Extracted data:
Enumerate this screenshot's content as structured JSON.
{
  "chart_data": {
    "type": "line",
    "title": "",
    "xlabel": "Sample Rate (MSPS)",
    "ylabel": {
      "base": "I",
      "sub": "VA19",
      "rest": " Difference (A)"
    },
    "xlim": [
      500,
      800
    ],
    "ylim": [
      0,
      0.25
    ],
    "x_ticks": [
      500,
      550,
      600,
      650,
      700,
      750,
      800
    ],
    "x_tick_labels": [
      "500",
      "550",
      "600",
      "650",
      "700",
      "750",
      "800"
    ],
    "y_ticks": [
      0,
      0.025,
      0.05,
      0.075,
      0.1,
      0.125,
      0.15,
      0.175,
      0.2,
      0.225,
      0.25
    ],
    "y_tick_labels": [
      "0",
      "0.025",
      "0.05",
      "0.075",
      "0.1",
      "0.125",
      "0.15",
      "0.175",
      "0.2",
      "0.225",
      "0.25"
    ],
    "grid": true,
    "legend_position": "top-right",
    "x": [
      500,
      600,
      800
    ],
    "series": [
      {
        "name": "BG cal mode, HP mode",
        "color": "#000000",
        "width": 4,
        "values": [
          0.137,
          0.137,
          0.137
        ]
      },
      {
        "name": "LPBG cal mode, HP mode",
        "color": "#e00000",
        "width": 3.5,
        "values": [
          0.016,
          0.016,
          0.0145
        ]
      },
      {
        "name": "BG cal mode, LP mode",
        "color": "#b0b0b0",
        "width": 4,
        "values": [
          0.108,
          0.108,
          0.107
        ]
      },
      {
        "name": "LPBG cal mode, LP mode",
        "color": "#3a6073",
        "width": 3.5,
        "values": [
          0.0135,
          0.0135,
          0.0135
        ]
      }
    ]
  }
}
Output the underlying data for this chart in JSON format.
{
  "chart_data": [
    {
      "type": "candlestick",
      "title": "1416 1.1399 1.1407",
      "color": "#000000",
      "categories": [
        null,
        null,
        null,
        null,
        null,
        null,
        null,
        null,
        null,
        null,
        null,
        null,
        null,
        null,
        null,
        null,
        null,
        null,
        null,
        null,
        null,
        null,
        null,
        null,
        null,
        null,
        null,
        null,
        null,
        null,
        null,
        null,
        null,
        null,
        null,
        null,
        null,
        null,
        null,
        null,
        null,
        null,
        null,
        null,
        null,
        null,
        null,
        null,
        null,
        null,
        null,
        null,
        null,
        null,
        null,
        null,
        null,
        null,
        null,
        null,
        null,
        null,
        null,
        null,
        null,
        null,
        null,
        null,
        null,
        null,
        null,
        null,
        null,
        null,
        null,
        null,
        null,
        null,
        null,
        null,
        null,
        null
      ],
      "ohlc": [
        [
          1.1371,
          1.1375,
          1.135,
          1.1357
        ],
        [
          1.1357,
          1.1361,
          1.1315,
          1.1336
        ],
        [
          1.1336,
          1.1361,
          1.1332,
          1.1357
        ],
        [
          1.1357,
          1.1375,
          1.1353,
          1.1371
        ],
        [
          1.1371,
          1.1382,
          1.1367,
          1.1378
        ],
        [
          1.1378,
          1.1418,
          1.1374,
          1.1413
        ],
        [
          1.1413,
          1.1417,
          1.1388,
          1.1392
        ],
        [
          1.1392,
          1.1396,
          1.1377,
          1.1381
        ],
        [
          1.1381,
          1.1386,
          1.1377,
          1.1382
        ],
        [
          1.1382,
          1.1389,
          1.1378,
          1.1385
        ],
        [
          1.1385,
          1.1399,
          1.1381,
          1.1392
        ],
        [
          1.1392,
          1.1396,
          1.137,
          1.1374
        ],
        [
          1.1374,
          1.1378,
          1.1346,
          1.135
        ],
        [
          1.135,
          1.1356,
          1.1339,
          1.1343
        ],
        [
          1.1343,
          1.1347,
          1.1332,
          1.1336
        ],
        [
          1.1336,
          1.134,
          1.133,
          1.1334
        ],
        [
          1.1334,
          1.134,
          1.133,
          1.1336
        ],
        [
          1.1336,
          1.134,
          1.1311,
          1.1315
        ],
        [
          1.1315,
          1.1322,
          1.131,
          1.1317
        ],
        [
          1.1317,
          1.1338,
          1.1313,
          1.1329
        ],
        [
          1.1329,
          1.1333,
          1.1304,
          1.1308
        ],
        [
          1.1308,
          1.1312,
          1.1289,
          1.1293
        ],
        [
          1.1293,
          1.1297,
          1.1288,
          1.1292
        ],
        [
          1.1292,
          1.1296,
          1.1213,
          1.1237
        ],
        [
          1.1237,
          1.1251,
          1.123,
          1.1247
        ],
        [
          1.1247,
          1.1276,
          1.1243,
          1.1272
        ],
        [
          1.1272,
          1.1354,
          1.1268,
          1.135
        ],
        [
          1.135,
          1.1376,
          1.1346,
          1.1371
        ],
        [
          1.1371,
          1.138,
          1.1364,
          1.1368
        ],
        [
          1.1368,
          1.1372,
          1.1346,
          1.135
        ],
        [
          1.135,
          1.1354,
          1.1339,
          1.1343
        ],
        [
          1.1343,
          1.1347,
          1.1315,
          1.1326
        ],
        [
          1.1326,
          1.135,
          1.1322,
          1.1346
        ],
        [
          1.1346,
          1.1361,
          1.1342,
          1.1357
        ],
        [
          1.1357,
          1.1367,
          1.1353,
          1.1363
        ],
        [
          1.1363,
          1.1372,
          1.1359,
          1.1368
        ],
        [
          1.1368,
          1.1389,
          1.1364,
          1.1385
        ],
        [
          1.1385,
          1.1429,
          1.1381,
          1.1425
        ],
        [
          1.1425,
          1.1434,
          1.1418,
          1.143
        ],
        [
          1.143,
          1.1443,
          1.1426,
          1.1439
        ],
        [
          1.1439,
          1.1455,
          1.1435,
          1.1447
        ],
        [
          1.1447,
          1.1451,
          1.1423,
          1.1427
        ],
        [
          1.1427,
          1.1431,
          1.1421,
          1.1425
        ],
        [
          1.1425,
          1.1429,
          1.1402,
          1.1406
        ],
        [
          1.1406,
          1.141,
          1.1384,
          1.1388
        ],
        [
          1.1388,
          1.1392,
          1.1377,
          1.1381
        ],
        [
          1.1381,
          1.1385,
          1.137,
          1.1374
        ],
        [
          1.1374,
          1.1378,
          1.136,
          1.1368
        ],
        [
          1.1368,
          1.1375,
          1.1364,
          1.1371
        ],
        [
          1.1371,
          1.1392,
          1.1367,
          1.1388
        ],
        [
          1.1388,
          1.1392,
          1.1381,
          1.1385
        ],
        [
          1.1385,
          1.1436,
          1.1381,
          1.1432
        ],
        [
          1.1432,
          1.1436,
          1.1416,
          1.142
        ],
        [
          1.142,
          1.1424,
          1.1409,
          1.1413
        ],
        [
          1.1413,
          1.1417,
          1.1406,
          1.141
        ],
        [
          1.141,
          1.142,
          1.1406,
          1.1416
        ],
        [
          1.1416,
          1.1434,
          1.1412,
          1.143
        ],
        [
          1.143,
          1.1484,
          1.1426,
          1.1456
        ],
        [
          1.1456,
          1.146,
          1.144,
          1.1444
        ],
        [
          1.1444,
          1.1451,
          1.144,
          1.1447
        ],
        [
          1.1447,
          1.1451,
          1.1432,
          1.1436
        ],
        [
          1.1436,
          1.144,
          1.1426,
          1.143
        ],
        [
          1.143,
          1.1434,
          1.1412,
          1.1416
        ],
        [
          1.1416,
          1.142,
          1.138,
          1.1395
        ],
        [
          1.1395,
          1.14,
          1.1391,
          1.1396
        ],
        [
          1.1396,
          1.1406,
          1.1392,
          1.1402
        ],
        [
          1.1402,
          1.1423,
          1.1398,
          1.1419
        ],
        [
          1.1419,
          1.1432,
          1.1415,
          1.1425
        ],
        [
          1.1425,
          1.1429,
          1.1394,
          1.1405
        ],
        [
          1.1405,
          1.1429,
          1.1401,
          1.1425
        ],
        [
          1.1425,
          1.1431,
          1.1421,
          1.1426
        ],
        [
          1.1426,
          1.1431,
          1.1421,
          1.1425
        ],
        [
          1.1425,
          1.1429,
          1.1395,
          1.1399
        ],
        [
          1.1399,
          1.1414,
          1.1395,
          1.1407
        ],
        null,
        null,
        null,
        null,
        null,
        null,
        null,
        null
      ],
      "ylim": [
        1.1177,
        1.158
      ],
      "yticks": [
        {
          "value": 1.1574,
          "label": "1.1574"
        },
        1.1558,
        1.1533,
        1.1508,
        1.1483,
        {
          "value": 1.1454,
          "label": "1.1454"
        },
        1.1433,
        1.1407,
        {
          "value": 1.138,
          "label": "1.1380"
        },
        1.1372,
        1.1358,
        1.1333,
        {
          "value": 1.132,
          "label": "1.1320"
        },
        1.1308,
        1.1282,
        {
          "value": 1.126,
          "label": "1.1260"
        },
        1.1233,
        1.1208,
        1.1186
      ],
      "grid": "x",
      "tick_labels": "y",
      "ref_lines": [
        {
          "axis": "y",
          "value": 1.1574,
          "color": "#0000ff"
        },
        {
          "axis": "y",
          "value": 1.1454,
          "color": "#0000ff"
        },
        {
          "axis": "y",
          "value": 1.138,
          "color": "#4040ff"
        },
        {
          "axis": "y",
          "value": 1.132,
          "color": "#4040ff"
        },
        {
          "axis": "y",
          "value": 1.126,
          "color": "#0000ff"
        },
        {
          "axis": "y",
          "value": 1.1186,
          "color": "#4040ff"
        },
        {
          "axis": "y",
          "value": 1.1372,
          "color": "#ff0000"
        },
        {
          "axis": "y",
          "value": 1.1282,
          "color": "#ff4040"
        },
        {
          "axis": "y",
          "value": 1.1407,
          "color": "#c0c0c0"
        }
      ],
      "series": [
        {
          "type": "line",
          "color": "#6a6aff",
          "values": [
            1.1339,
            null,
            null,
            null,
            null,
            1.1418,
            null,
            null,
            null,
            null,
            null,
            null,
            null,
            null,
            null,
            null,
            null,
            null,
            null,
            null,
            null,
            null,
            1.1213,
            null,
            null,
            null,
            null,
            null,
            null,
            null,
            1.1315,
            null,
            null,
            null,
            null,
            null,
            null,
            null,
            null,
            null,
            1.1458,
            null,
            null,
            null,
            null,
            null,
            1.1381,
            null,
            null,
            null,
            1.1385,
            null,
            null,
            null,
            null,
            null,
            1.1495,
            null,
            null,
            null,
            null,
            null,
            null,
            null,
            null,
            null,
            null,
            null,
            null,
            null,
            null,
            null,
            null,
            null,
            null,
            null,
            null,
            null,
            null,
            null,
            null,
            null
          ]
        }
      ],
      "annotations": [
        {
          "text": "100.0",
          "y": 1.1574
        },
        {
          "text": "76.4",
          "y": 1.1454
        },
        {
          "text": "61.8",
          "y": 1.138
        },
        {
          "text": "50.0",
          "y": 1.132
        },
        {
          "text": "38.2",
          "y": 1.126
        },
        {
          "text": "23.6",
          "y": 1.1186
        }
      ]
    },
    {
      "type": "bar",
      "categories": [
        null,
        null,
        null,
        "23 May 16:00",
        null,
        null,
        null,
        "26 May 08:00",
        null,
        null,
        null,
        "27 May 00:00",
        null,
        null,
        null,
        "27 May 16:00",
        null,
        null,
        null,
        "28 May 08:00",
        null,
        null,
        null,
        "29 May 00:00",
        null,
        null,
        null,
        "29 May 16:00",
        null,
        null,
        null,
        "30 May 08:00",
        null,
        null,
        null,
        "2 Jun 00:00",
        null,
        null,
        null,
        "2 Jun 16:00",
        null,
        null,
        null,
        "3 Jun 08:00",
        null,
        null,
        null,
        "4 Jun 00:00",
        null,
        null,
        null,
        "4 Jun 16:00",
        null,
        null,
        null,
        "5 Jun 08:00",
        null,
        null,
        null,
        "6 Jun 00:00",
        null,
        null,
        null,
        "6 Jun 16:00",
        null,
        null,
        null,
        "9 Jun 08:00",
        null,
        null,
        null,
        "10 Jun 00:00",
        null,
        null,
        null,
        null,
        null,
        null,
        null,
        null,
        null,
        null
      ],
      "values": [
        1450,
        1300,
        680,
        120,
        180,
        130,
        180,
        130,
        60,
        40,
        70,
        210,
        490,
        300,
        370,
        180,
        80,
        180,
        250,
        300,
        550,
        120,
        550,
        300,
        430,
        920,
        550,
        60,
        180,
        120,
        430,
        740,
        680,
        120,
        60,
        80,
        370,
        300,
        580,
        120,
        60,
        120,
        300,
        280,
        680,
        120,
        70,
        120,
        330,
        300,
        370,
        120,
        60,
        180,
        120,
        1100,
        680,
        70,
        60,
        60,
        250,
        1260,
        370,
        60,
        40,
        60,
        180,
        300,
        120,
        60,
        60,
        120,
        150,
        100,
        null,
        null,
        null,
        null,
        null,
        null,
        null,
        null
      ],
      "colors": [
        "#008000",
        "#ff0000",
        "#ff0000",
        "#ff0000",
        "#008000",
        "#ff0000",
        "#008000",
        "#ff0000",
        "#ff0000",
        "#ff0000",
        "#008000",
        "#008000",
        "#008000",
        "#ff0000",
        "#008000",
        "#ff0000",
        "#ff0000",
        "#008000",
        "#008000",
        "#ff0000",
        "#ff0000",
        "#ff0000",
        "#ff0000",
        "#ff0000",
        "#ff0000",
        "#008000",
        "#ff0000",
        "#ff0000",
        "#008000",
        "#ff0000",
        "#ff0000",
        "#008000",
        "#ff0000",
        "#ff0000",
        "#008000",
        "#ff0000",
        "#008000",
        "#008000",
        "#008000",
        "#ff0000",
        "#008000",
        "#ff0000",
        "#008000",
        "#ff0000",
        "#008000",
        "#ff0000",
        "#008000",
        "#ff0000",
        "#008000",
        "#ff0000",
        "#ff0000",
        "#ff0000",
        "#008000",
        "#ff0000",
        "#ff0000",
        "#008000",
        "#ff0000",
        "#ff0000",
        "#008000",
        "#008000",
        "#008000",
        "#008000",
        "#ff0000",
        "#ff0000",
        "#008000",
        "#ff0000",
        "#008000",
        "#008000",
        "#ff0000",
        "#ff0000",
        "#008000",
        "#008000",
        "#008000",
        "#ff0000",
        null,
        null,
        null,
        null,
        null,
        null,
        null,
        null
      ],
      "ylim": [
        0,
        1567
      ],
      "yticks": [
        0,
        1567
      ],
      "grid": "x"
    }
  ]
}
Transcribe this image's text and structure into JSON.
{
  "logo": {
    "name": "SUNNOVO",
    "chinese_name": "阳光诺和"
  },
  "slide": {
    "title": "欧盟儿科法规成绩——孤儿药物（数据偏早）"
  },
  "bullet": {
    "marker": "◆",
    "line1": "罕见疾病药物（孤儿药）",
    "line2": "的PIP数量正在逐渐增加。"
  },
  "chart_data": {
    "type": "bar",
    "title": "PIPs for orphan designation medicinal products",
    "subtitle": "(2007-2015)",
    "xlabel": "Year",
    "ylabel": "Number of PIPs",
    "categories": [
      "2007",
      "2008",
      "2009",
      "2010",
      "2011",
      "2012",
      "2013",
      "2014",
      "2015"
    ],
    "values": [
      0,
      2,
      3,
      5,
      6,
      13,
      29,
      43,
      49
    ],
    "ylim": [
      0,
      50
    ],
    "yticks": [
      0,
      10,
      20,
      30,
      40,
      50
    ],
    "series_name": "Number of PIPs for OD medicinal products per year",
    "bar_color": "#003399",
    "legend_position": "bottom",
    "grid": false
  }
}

Objective: Print exactly the lines from the one with "Transcribe this image's" through the end of the data, inclusive.

Final result:
Transcribe this image's text and structure into JSON.
{
  "logo": {
    "name": "SUNNOVO",
    "chinese_name": "阳光诺和"
  },
  "slide": {
    "title": "欧盟儿科法规成绩——孤儿药物（数据偏早）"
  },
  "bullet": {
    "marker": "◆",
    "line1": "罕见疾病药物（孤儿药）",
    "line2": "的PIP数量正在逐渐增加。"
  },
  "chart_data": {
    "type": "bar",
    "title": "PIPs for orphan designation medicinal products",
    "subtitle": "(2007-2015)",
    "xlabel": "Year",
    "ylabel": "Number of PIPs",
    "categories": [
      "2007",
      "2008",
      "2009",
      "2010",
      "2011",
      "2012",
      "2013",
      "2014",
      "2015"
    ],
    "values": [
      0,
      2,
      3,
      5,
      6,
      13,
      29,
      43,
      49
    ],
    "ylim": [
      0,
      50
    ],
    "yticks": [
      0,
      10,
      20,
      30,
      40,
      50
    ],
    "series_name": "Number of PIPs for OD medicinal products per year",
    "bar_color": "#003399",
    "legend_position": "bottom",
    "grid": false
  }
}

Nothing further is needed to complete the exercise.